-- Excerpted records follows --

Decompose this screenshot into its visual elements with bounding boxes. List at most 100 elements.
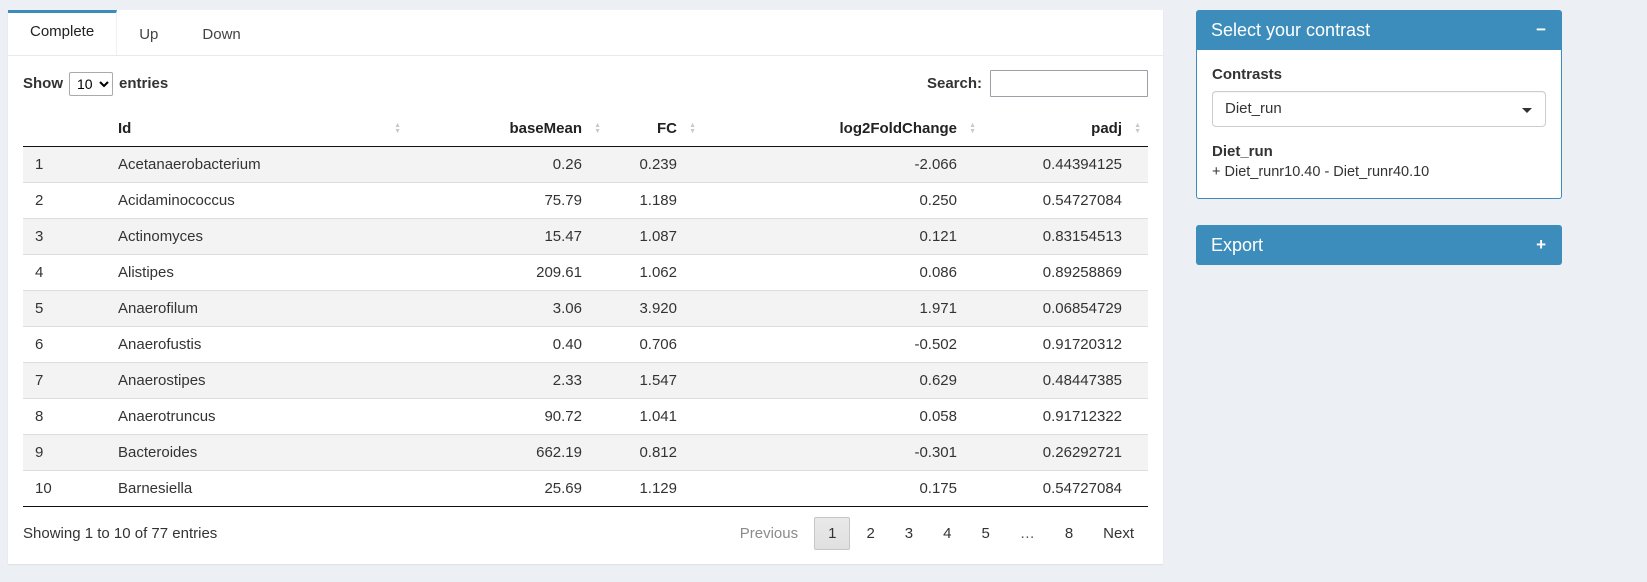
cell-log2foldchange: -2.066 [914, 156, 957, 173]
cell-log2foldchange: 0.629 [919, 372, 957, 389]
table-footer: Showing 1 to 10 of 77 entries Previous 1… [8, 507, 1163, 564]
cell-basemean: 15.47 [544, 228, 582, 245]
cell-padj: 0.91720312 [1042, 336, 1122, 353]
cell-fc: 0.812 [639, 444, 677, 461]
contrast-formula: + Diet_runr10.40 - Diet_runr40.10 [1212, 164, 1430, 180]
sort-icon: ▲ ▼ [689, 121, 696, 135]
cell-padj: 0.54727084 [1042, 480, 1122, 497]
pagination-ellipsis: … [1019, 525, 1035, 542]
header-id[interactable]: Id ▲ ▼ [108, 111, 408, 147]
cell-basemean: 2.33 [552, 372, 582, 389]
cell-fc: 3.920 [639, 300, 677, 317]
cell-log2foldchange: -0.502 [914, 336, 957, 353]
cell-log2foldchange: 0.121 [919, 228, 957, 245]
search-input[interactable] [990, 70, 1148, 97]
pagination-page-4[interactable]: 4 [943, 525, 952, 542]
table-row[interactable]: 7 Anaerostipes 2.33 1.547 0.629 0.484473… [23, 362, 1148, 399]
cell-log2foldchange: 0.058 [919, 408, 957, 425]
pagination-page-8[interactable]: 8 [1064, 525, 1074, 542]
cell-fc: 1.062 [639, 264, 677, 281]
page: Complete Up Down Show 10 entries Search: [8, 10, 1562, 564]
sort-icon: ▲ ▼ [394, 121, 401, 135]
entries-select[interactable]: 10 [69, 71, 113, 96]
collapse-plus-icon[interactable]: + [1532, 233, 1550, 257]
cell-padj: 0.44394125 [1042, 156, 1122, 173]
cell-padj: 0.91712322 [1042, 408, 1122, 425]
cell-rownum: 10 [35, 480, 52, 497]
cell-fc: 1.087 [639, 228, 677, 245]
cell-rownum: 3 [35, 228, 44, 245]
cell-id: Actinomyces [118, 228, 204, 245]
cell-basemean: 75.79 [544, 192, 582, 209]
cell-basemean: 0.40 [552, 336, 582, 353]
pagination-page-1[interactable]: 1 [814, 517, 851, 550]
contrasts-label: Contrasts [1212, 66, 1283, 83]
table-row[interactable]: 6 Anaerofustis 0.40 0.706 -0.502 0.91720… [23, 326, 1148, 363]
cell-fc: 1.041 [639, 408, 677, 425]
caret-down-icon [1522, 108, 1532, 113]
table-row[interactable]: 1 Acetanaerobacterium 0.26 0.239 -2.066 … [23, 146, 1148, 183]
export-box: Export + [1196, 225, 1562, 265]
cell-id: Bacteroides [118, 444, 198, 461]
export-box-title: Export [1211, 234, 1264, 255]
cell-id: Barnesiella [118, 480, 193, 497]
cell-rownum: 7 [35, 372, 44, 389]
results-card: Complete Up Down Show 10 entries Search: [8, 10, 1163, 564]
cell-rownum: 8 [35, 408, 44, 425]
header-log2foldchange-label: log2FoldChange [839, 120, 958, 137]
pagination-previous[interactable]: Previous [739, 525, 799, 542]
sidebar: Select your contrast − Contrasts Diet_ru… [1196, 10, 1562, 291]
header-padj-label: padj [1091, 120, 1122, 137]
cell-basemean: 209.61 [536, 264, 582, 281]
cell-id: Anaerofustis [118, 336, 202, 353]
cell-log2foldchange: 0.250 [919, 192, 957, 209]
sort-icon: ▲ ▼ [1134, 121, 1141, 135]
table-row[interactable]: 4 Alistipes 209.61 1.062 0.086 0.8925886… [23, 254, 1148, 291]
cell-padj: 0.83154513 [1042, 228, 1122, 245]
table-row[interactable]: 5 Anaerofilum 3.06 3.920 1.971 0.0685472… [23, 290, 1148, 327]
cell-fc: 0.239 [639, 156, 677, 173]
cell-padj: 0.26292721 [1042, 444, 1122, 461]
contrast-name: Diet_run [1212, 143, 1273, 160]
cell-id: Anaerotruncus [118, 408, 216, 425]
show-label: Show [23, 75, 63, 92]
tab-complete[interactable]: Complete [8, 10, 118, 55]
header-log2foldchange[interactable]: log2FoldChange ▲ ▼ [703, 111, 983, 147]
sort-icon: ▲ ▼ [969, 121, 976, 135]
search-control: Search: [927, 70, 1148, 97]
pagination: Previous 1 2 3 4 5 … 8 Next [724, 517, 1148, 550]
cell-basemean: 662.19 [536, 444, 582, 461]
results-table: Id ▲ ▼ baseMean ▲ ▼ FC ▲ ▼ log2FoldChange ▲… [23, 111, 1148, 507]
pagination-page-5[interactable]: 5 [981, 525, 990, 542]
header-padj[interactable]: padj ▲ ▼ [983, 111, 1148, 147]
tab-down[interactable]: Down [202, 26, 241, 43]
header-basemean-label: baseMean [509, 120, 582, 137]
cell-fc: 1.189 [639, 192, 677, 209]
cell-rownum: 1 [35, 156, 44, 173]
entries-length-control: Show 10 entries [23, 71, 169, 96]
pagination-page-3[interactable]: 3 [904, 525, 914, 542]
table-row[interactable]: 2 Acidaminococcus 75.79 1.189 0.250 0.54… [23, 182, 1148, 219]
table-row[interactable]: 9 Bacteroides 662.19 0.812 -0.301 0.2629… [23, 434, 1148, 471]
cell-rownum: 2 [35, 192, 44, 209]
header-fc[interactable]: FC ▲ ▼ [608, 111, 703, 147]
cell-rownum: 6 [35, 336, 44, 353]
table-controls: Show 10 entries Search: [8, 56, 1163, 107]
table-row[interactable]: 3 Actinomyces 15.47 1.087 0.121 0.831545… [23, 218, 1148, 255]
cell-rownum: 9 [35, 444, 44, 461]
cell-rownum: 5 [35, 300, 44, 317]
table-header-row: Id ▲ ▼ baseMean ▲ ▼ FC ▲ ▼ log2FoldChange ▲… [23, 111, 1148, 147]
contrast-box-title: Select your contrast [1211, 19, 1371, 40]
table-row[interactable]: 10 Barnesiella 25.69 1.129 0.175 0.54727… [23, 470, 1148, 507]
pagination-next[interactable]: Next [1103, 525, 1134, 542]
tab-up[interactable]: Up [139, 26, 159, 43]
pagination-page-2[interactable]: 2 [866, 525, 875, 542]
entries-label: entries [119, 75, 169, 92]
contrast-select[interactable]: Diet_run [1212, 91, 1546, 127]
cell-padj: 0.54727084 [1042, 192, 1122, 209]
contrast-box: Select your contrast − Contrasts Diet_ru… [1196, 10, 1562, 199]
header-basemean[interactable]: baseMean ▲ ▼ [408, 111, 608, 147]
cell-log2foldchange: -0.301 [914, 444, 957, 461]
collapse-minus-icon[interactable]: − [1532, 18, 1550, 42]
table-row[interactable]: 8 Anaerotruncus 90.72 1.041 0.058 0.9171… [23, 398, 1148, 435]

-- Excerpted records concluded --

* What the exercise asks *
Everything in the records above should come back word for word, except the pictures.

* Answer box *
Decompose this screenshot into its visual elements with bounding boxes. List at most 100 elements.
cell-log2foldchange: -2.066 [914, 156, 957, 173]
cell-log2foldchange: 0.629 [919, 372, 957, 389]
table-footer: Showing 1 to 10 of 77 entries Previous 1… [8, 507, 1163, 564]
cell-basemean: 15.47 [544, 228, 582, 245]
cell-padj: 0.91720312 [1042, 336, 1122, 353]
cell-fc: 0.812 [639, 444, 677, 461]
contrast-formula: + Diet_runr10.40 - Diet_runr40.10 [1212, 164, 1430, 180]
sort-icon: ▲ ▼ [689, 121, 696, 135]
cell-padj: 0.54727084 [1042, 480, 1122, 497]
pagination-ellipsis: … [1019, 525, 1035, 542]
header-id[interactable]: Id ▲ ▼ [108, 111, 408, 147]
cell-basemean: 2.33 [552, 372, 582, 389]
cell-fc: 3.920 [639, 300, 677, 317]
cell-log2foldchange: -0.502 [914, 336, 957, 353]
cell-log2foldchange: 0.121 [919, 228, 957, 245]
search-input[interactable] [990, 70, 1148, 97]
pagination-page-4[interactable]: 4 [943, 525, 952, 542]
table-row[interactable]: 7 Anaerostipes 2.33 1.547 0.629 0.484473… [23, 362, 1148, 399]
cell-log2foldchange: 0.058 [919, 408, 957, 425]
pagination-page-8[interactable]: 8 [1064, 525, 1074, 542]
cell-fc: 1.062 [639, 264, 677, 281]
page: Complete Up Down Show 10 entries Search: [8, 10, 1562, 564]
sort-icon: ▲ ▼ [394, 121, 401, 135]
entries-select[interactable]: 10 [69, 71, 113, 96]
collapse-plus-icon[interactable]: + [1532, 233, 1550, 257]
cell-padj: 0.44394125 [1042, 156, 1122, 173]
cell-padj: 0.91712322 [1042, 408, 1122, 425]
cell-rownum: 10 [35, 480, 52, 497]
cell-fc: 1.087 [639, 228, 677, 245]
cell-rownum: 3 [35, 228, 44, 245]
cell-id: Actinomyces [118, 228, 204, 245]
cell-basemean: 75.79 [544, 192, 582, 209]
cell-basemean: 0.40 [552, 336, 582, 353]
pagination-page-1[interactable]: 1 [814, 517, 851, 550]
contrasts-label: Contrasts [1212, 66, 1283, 83]
table-row[interactable]: 6 Anaerofustis 0.40 0.706 -0.502 0.91720… [23, 326, 1148, 363]
cell-fc: 1.041 [639, 408, 677, 425]
caret-down-icon [1522, 108, 1532, 113]
table-row[interactable]: 1 Acetanaerobacterium 0.26 0.239 -2.066 … [23, 146, 1148, 183]
export-box: Export + [1196, 225, 1562, 265]
cell-id: Bacteroides [118, 444, 198, 461]
export-box-title: Export [1211, 234, 1264, 255]
cell-id: Barnesiella [118, 480, 193, 497]
cell-rownum: 7 [35, 372, 44, 389]
results-card: Complete Up Down Show 10 entries Search: [8, 10, 1163, 564]
cell-rownum: 8 [35, 408, 44, 425]
header-log2foldchange-label: log2FoldChange [839, 120, 958, 137]
pagination-previous[interactable]: Previous [739, 525, 799, 542]
sidebar: Select your contrast − Contrasts Diet_ru… [1196, 10, 1562, 291]
header-padj-label: padj [1091, 120, 1122, 137]
cell-basemean: 209.61 [536, 264, 582, 281]
cell-id: Anaerofustis [118, 336, 202, 353]
cell-log2foldchange: 0.250 [919, 192, 957, 209]
sort-icon: ▲ ▼ [1134, 121, 1141, 135]
table-row[interactable]: 4 Alistipes 209.61 1.062 0.086 0.8925886… [23, 254, 1148, 291]
cell-padj: 0.83154513 [1042, 228, 1122, 245]
table-row[interactable]: 5 Anaerofilum 3.06 3.920 1.971 0.0685472… [23, 290, 1148, 327]
cell-fc: 0.239 [639, 156, 677, 173]
cell-padj: 0.26292721 [1042, 444, 1122, 461]
contrast-name: Diet_run [1212, 143, 1273, 160]
cell-id: Anaerotruncus [118, 408, 216, 425]
show-label: Show [23, 75, 63, 92]
tab-complete[interactable]: Complete [8, 10, 118, 55]
header-log2foldchange[interactable]: log2FoldChange ▲ ▼ [703, 111, 983, 147]
sort-icon: ▲ ▼ [969, 121, 976, 135]
search-control: Search: [927, 70, 1148, 97]
pagination: Previous 1 2 3 4 5 … 8 Next [724, 517, 1148, 550]
cell-basemean: 662.19 [536, 444, 582, 461]
results-table: Id ▲ ▼ baseMean ▲ ▼ FC ▲ ▼ log2FoldChange ▲… [23, 111, 1148, 507]
pagination-page-5[interactable]: 5 [981, 525, 990, 542]
header-padj[interactable]: padj ▲ ▼ [983, 111, 1148, 147]
tab-down[interactable]: Down [202, 26, 241, 43]
header-basemean-label: baseMean [509, 120, 582, 137]
cell-fc: 1.189 [639, 192, 677, 209]
cell-rownum: 1 [35, 156, 44, 173]
entries-length-control: Show 10 entries [23, 71, 169, 96]
pagination-page-3[interactable]: 3 [904, 525, 914, 542]
table-row[interactable]: 2 Acidaminococcus 75.79 1.189 0.250 0.54… [23, 182, 1148, 219]
table-row[interactable]: 9 Bacteroides 662.19 0.812 -0.301 0.2629… [23, 434, 1148, 471]
cell-rownum: 2 [35, 192, 44, 209]
header-fc[interactable]: FC ▲ ▼ [608, 111, 703, 147]
cell-rownum: 6 [35, 336, 44, 353]
table-controls: Show 10 entries Search: [8, 56, 1163, 107]
table-row[interactable]: 3 Actinomyces 15.47 1.087 0.121 0.831545… [23, 218, 1148, 255]
cell-rownum: 9 [35, 444, 44, 461]
cell-rownum: 5 [35, 300, 44, 317]
table-header-row: Id ▲ ▼ baseMean ▲ ▼ FC ▲ ▼ log2FoldChange ▲… [23, 111, 1148, 147]
contrast-box-title: Select your contrast [1211, 19, 1371, 40]
table-row[interactable]: 10 Barnesiella 25.69 1.129 0.175 0.54727… [23, 470, 1148, 507]
pagination-next[interactable]: Next [1103, 525, 1134, 542]
tab-up[interactable]: Up [139, 26, 159, 43]
pagination-page-2[interactable]: 2 [866, 525, 875, 542]
entries-label: entries [119, 75, 169, 92]
contrast-select[interactable]: Diet_run [1212, 91, 1546, 127]
cell-padj: 0.54727084 [1042, 192, 1122, 209]
contrast-box: Select your contrast − Contrasts Diet_ru… [1196, 10, 1562, 199]
header-basemean[interactable]: baseMean ▲ ▼ [408, 111, 608, 147]
cell-log2foldchange: -0.301 [914, 444, 957, 461]
collapse-minus-icon[interactable]: − [1532, 18, 1550, 42]
table-row[interactable]: 8 Anaerotruncus 90.72 1.041 0.058 0.9171… [23, 398, 1148, 435]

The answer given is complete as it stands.